Extract every line where the string "Growth" appears.
• • • •
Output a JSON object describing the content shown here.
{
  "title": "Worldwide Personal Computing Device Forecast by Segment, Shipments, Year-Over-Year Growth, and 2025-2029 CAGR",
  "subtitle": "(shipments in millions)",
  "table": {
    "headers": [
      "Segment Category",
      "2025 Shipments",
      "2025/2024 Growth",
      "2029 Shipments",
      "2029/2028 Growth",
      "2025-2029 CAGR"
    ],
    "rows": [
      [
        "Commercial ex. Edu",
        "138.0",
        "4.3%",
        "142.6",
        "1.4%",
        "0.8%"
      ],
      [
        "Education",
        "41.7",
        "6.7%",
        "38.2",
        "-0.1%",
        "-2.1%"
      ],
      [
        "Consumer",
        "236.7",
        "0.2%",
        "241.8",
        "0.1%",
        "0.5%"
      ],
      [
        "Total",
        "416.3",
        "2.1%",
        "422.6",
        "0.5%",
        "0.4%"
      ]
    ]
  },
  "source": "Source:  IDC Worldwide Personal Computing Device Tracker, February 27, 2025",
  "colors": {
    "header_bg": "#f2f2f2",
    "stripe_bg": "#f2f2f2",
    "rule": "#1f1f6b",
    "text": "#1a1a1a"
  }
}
• • • •
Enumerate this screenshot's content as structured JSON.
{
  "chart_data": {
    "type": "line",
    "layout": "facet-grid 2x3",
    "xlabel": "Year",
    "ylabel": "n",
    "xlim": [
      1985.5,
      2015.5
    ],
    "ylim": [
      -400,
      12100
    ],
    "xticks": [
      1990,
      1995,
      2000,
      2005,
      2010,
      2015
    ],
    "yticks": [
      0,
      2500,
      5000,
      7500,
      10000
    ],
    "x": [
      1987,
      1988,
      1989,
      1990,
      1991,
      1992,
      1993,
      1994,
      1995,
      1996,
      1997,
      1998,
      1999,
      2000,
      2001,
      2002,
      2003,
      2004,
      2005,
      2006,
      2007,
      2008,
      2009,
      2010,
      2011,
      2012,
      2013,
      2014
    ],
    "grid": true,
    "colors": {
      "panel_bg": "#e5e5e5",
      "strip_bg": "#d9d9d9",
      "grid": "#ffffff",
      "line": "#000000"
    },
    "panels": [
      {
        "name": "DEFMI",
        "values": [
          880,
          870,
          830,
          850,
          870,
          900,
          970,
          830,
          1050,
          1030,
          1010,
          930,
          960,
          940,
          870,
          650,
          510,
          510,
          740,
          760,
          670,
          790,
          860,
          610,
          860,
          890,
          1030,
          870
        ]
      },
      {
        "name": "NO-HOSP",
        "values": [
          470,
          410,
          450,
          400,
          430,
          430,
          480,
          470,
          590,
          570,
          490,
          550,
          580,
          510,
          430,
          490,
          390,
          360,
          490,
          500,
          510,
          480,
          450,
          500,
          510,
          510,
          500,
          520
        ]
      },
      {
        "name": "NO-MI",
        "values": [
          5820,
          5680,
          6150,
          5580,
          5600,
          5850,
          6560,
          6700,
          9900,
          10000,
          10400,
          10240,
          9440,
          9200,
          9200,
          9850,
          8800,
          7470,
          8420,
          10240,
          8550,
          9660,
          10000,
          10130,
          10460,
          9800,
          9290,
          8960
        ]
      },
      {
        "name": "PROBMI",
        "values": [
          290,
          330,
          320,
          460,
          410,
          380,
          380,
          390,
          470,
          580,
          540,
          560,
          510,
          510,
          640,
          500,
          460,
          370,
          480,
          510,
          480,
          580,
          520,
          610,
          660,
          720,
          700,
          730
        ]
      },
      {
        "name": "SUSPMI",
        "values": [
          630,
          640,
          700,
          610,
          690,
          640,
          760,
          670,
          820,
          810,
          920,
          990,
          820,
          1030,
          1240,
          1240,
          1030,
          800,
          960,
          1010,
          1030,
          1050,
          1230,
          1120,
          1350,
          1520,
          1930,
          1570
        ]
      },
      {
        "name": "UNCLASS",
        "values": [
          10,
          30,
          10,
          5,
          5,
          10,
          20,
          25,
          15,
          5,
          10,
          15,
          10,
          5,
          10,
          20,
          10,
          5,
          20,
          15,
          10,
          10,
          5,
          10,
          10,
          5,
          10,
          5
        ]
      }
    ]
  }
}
• • • •
§ CORRECT ANSWER:
  "title": "Worldwide Personal Computing Device Forecast by Segment, Shipments, Year-Over-Year Growth, and 2025-2029 CAGR",
      "2025/2024 Growth",
      "2029/2028 Growth",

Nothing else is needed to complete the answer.